- [Job]: Transcribe the whole listing below without changing a word, but leave out every image.

Start of Material for this task

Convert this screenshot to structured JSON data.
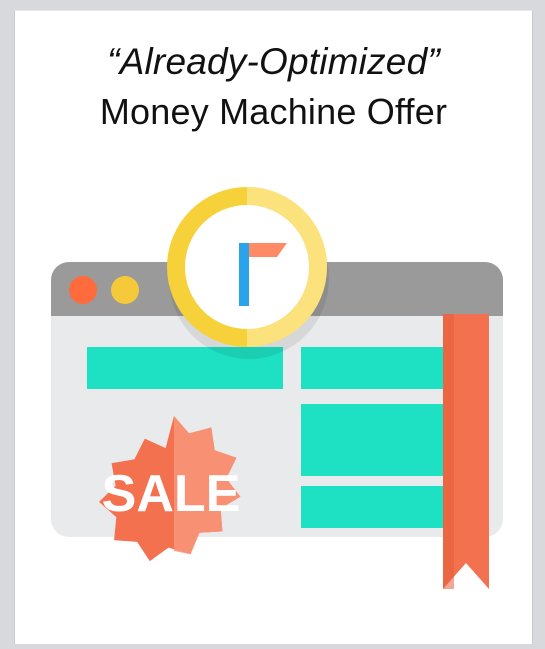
{
  "card": {
    "title_line1": "“Already-Optimized”",
    "title_line2": "Money Machine Offer"
  },
  "illustration": {
    "badge_text": "SALE",
    "icons": {
      "browser": "browser-window-icon",
      "clock": "clock-badge-icon",
      "sale": "sale-seal-icon",
      "ribbon": "bookmark-ribbon-icon"
    }
  },
  "colors": {
    "teal": "#1ee0c2",
    "browser_bar": "#9a9a9a",
    "browser_body": "#e9eaec",
    "yellow_dark": "#f7d13a",
    "yellow_light": "#fbe27c",
    "coral": "#f3714e",
    "coral_light": "#f8977a",
    "dot_orange": "#ff6b3d",
    "dot_yellow": "#f6c93a",
    "logo_blue": "#2aa3ea",
    "logo_orange": "#ff8a66"
  }
}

End of Material for this task

- [Full output]:
Convert this screenshot to structured JSON data.
{
  "card": {
    "title_line1": "“Already-Optimized”",
    "title_line2": "Money Machine Offer"
  },
  "illustration": {
    "badge_text": "SALE",
    "icons": {
      "browser": "browser-window-icon",
      "clock": "clock-badge-icon",
      "sale": "sale-seal-icon",
      "ribbon": "bookmark-ribbon-icon"
    }
  },
  "colors": {
    "teal": "#1ee0c2",
    "browser_bar": "#9a9a9a",
    "browser_body": "#e9eaec",
    "yellow_dark": "#f7d13a",
    "yellow_light": "#fbe27c",
    "coral": "#f3714e",
    "coral_light": "#f8977a",
    "dot_orange": "#ff6b3d",
    "dot_yellow": "#f6c93a",
    "logo_blue": "#2aa3ea",
    "logo_orange": "#ff8a66"
  }
}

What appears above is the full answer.